Kolejne wypieki:
Nagi Instynkt z Francji - w środku znajduje się książeczka m.in. z obszernym wyjaśnieniem procesu remasteringu, ale wszyscho jest po francusku więc kolejny powód aby w końcu nauczyć się tego języka
Seans całości w weekend, na razie przeleciałem przez pierwsze 20 minut HDR10 vs Dolby Vision i jeśli chodzi o HDR10 to nie ma takiej tragedii z kompresją obrazu jak np. w The Fog czy w Cliffhanger, ale w scenach na zewnątrz, gdzie bitrate z niewiadomych przyczyn jest często kilka razy niższy niż we wnętrzach, niedoskonałości kompresji są wyraźnie odczuwalne. W Dolby Vision zresztą też (np. niebo i ogólnie jednolite powierzchnie), ale w mniejszym stopniu. Ale ogólnie świetny remaster i nie sądzę abym miał jakiekolwiek problemy z kolorkami. Szkoda tylko, że na UHD częściowo zniszczony przez niekompetentnych idiotów.
Total Recall z UK - ten sam problem z kompresją co wyżej, gdybym nie miał wyświetlacza z obsługą DV to brałbym wydańsko z Włoch. Amazon wysłał mi tego steela w zwykłej kopercie A3, taką jaką się listy wysyła. Mistrzowie - na szczęście skończyło się na jednym niewielkim wgnieceniu, które widać dopiero pod światłem, ale mimo to szkoda bo w realu ten steelbook prezentuje się bardzo fajnie.
Minari i Ojciec z USA kupione w ciemno. Bardzo dobre filmy, szczególnie ten drugi - chyba jak żaden inny pozwala wczuć się w skórę osoby z demencją.
Reszta USA:
Wszystko świetne remastery.

§

__Treść zadania__
Proszę odpowiedzieć, w czym według fragmentu Amazon wysłał steelbook z filmem Total Recall. Materiał nie ma żadnego związku z fragmentem.

__Dostarczony materiał__
§

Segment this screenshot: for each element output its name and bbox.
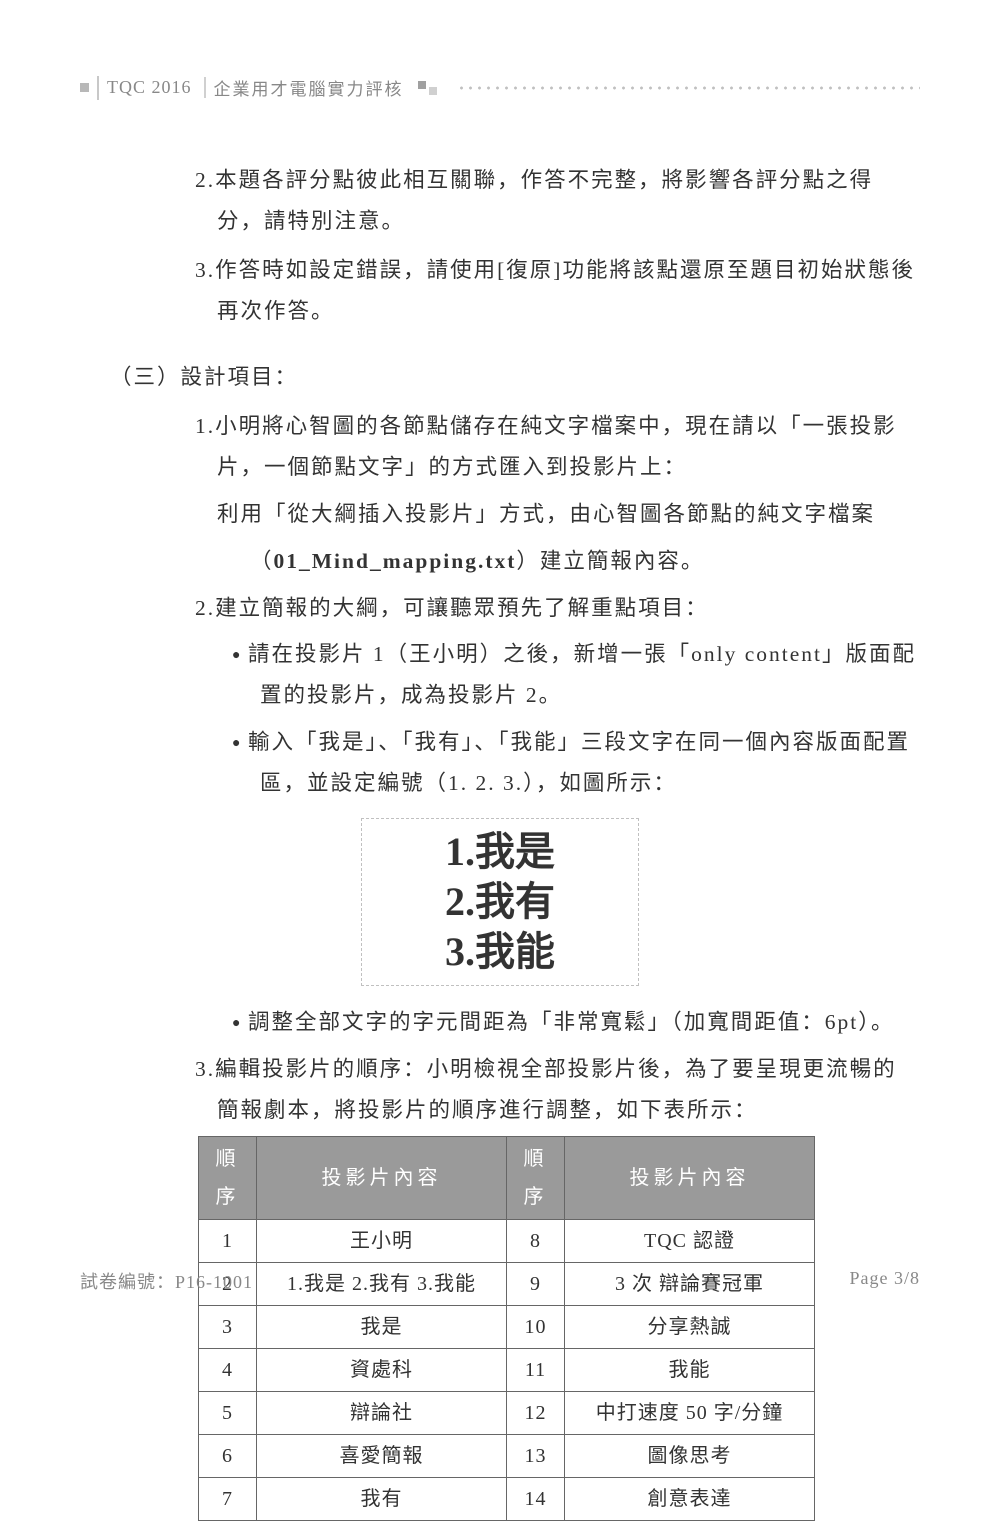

§

__Odpowiedź__
W zwykłej kopercie A3, takiej, w jakiej wysyła się listy.